→ **The problem**:
Return the whole listing exactly as it stands.

→ **Record set**:
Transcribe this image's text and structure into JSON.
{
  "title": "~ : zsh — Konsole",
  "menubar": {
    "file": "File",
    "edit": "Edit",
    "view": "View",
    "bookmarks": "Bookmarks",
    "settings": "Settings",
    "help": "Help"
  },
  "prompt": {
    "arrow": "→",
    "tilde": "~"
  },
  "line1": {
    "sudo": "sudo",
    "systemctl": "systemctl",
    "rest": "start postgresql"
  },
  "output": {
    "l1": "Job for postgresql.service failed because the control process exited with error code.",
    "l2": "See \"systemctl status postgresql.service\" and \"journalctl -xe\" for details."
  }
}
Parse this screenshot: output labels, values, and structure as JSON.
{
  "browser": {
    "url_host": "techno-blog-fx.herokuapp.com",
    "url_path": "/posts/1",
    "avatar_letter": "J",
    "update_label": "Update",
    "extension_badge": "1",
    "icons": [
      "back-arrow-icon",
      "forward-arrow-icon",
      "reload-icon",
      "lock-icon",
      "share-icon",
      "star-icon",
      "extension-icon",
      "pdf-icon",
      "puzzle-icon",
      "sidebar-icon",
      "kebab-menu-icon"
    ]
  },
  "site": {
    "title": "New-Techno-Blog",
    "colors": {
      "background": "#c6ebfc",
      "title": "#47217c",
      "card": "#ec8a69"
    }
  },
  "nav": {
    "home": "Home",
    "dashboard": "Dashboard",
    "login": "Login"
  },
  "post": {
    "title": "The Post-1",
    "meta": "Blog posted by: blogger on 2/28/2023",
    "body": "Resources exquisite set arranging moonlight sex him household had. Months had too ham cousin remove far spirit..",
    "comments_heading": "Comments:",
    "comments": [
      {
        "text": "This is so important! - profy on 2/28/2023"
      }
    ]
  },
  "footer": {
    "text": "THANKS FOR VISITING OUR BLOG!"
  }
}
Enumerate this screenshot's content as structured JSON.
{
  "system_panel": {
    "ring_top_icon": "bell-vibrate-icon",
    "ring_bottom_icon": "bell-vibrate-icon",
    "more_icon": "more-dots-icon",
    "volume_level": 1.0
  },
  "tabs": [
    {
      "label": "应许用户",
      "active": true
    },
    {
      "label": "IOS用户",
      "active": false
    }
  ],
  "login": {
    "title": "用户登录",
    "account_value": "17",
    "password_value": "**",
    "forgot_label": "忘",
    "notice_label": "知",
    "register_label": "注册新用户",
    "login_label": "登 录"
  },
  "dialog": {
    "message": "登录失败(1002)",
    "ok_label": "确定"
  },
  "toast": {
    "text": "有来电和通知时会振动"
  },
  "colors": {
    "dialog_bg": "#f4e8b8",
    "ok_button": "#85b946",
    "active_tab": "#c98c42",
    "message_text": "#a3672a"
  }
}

→ **Written answer**:
Transcribe this image's text and structure into JSON.
{
  "title": "~ : zsh — Konsole",
  "menubar": {
    "file": "File",
    "edit": "Edit",
    "view": "View",
    "bookmarks": "Bookmarks",
    "settings": "Settings",
    "help": "Help"
  },
  "prompt": {
    "arrow": "→",
    "tilde": "~"
  },
  "line1": {
    "sudo": "sudo",
    "systemctl": "systemctl",
    "rest": "start postgresql"
  },
  "output": {
    "l1": "Job for postgresql.service failed because the control process exited with error code.",
    "l2": "See \"systemctl status postgresql.service\" and \"journalctl -xe\" for details."
  }
}
Parse this screenshot: output labels, values, and structure as JSON.
{
  "browser": {
    "url_host": "techno-blog-fx.herokuapp.com",
    "url_path": "/posts/1",
    "avatar_letter": "J",
    "update_label": "Update",
    "extension_badge": "1",
    "icons": [
      "back-arrow-icon",
      "forward-arrow-icon",
      "reload-icon",
      "lock-icon",
      "share-icon",
      "star-icon",
      "extension-icon",
      "pdf-icon",
      "puzzle-icon",
      "sidebar-icon",
      "kebab-menu-icon"
    ]
  },
  "site": {
    "title": "New-Techno-Blog",
    "colors": {
      "background": "#c6ebfc",
      "title": "#47217c",
      "card": "#ec8a69"
    }
  },
  "nav": {
    "home": "Home",
    "dashboard": "Dashboard",
    "login": "Login"
  },
  "post": {
    "title": "The Post-1",
    "meta": "Blog posted by: blogger on 2/28/2023",
    "body": "Resources exquisite set arranging moonlight sex him household had. Months had too ham cousin remove far spirit..",
    "comments_heading": "Comments:",
    "comments": [
      {
        "text": "This is so important! - profy on 2/28/2023"
      }
    ]
  },
  "footer": {
    "text": "THANKS FOR VISITING OUR BLOG!"
  }
}
Enumerate this screenshot's content as structured JSON.
{
  "system_panel": {
    "ring_top_icon": "bell-vibrate-icon",
    "ring_bottom_icon": "bell-vibrate-icon",
    "more_icon": "more-dots-icon",
    "volume_level": 1.0
  },
  "tabs": [
    {
      "label": "应许用户",
      "active": true
    },
    {
      "label": "IOS用户",
      "active": false
    }
  ],
  "login": {
    "title": "用户登录",
    "account_value": "17",
    "password_value": "**",
    "forgot_label": "忘",
    "notice_label": "知",
    "register_label": "注册新用户",
    "login_label": "登 录"
  },
  "dialog": {
    "message": "登录失败(1002)",
    "ok_label": "确定"
  },
  "toast": {
    "text": "有来电和通知时会振动"
  },
  "colors": {
    "dialog_bg": "#f4e8b8",
    "ok_button": "#85b946",
    "active_tab": "#c98c42",
    "message_text": "#a3672a"
  }
}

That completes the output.